§ **Records provided**
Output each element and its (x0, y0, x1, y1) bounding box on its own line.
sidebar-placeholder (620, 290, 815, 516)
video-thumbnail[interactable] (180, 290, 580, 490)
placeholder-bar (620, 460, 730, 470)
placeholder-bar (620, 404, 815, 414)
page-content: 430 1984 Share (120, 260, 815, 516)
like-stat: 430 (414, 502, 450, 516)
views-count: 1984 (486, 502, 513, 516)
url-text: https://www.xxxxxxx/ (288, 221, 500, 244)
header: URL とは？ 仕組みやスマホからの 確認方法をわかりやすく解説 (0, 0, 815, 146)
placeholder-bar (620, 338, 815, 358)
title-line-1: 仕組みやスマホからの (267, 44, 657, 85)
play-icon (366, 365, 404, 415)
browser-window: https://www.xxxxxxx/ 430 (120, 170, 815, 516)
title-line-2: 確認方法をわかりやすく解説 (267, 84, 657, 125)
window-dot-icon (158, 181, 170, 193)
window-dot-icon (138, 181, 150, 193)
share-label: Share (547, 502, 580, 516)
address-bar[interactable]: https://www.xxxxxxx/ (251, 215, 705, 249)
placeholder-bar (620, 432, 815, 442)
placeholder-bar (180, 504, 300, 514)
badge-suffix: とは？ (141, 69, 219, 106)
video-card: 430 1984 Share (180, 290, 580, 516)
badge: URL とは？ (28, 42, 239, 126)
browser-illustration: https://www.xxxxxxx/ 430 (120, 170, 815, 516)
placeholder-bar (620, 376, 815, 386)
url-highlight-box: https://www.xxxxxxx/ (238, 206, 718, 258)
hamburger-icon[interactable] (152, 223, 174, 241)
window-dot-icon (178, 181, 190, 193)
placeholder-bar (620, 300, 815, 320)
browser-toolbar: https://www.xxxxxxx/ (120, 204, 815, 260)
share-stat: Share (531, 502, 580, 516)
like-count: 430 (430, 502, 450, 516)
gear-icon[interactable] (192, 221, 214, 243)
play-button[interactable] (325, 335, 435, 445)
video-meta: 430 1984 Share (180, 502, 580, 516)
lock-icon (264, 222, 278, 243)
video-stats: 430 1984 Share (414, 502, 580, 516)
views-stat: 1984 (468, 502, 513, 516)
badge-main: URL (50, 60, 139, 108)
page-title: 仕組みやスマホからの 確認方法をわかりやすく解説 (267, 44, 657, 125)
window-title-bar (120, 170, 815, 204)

§ **The exercise**
Please rewrite all of the data above, changing each "placeholder-bar" to "skeleton-line" and leaving everything else as it is.

§ **Task result**
Output each element and its (x0, y0, x1, y1) bounding box on its own line.
sidebar-placeholder (620, 290, 815, 516)
video-thumbnail[interactable] (180, 290, 580, 490)
skeleton-line (620, 460, 730, 470)
skeleton-line (620, 404, 815, 414)
page-content: 430 1984 Share (120, 260, 815, 516)
like-stat: 430 (414, 502, 450, 516)
views-count: 1984 (486, 502, 513, 516)
url-text: https://www.xxxxxxx/ (288, 221, 500, 244)
header: URL とは？ 仕組みやスマホからの 確認方法をわかりやすく解説 (0, 0, 815, 146)
skeleton-line (620, 338, 815, 358)
title-line-1: 仕組みやスマホからの (267, 44, 657, 85)
play-icon (366, 365, 404, 415)
browser-window: https://www.xxxxxxx/ 430 (120, 170, 815, 516)
title-line-2: 確認方法をわかりやすく解説 (267, 84, 657, 125)
window-dot-icon (158, 181, 170, 193)
window-dot-icon (138, 181, 150, 193)
share-label: Share (547, 502, 580, 516)
address-bar[interactable]: https://www.xxxxxxx/ (251, 215, 705, 249)
skeleton-line (620, 432, 815, 442)
skeleton-line (180, 504, 300, 514)
badge-suffix: とは？ (141, 69, 219, 106)
video-card: 430 1984 Share (180, 290, 580, 516)
badge: URL とは？ (28, 42, 239, 126)
browser-illustration: https://www.xxxxxxx/ 430 (120, 170, 815, 516)
skeleton-line (620, 376, 815, 386)
url-highlight-box: https://www.xxxxxxx/ (238, 206, 718, 258)
hamburger-icon[interactable] (152, 223, 174, 241)
window-dot-icon (178, 181, 190, 193)
skeleton-line (620, 300, 815, 320)
browser-toolbar: https://www.xxxxxxx/ (120, 204, 815, 260)
share-stat: Share (531, 502, 580, 516)
like-count: 430 (430, 502, 450, 516)
gear-icon[interactable] (192, 221, 214, 243)
play-button[interactable] (325, 335, 435, 445)
video-meta: 430 1984 Share (180, 502, 580, 516)
lock-icon (264, 222, 278, 243)
video-stats: 430 1984 Share (414, 502, 580, 516)
views-stat: 1984 (468, 502, 513, 516)
badge-main: URL (50, 60, 139, 108)
page-title: 仕組みやスマホからの 確認方法をわかりやすく解説 (267, 44, 657, 125)
window-title-bar (120, 170, 815, 204)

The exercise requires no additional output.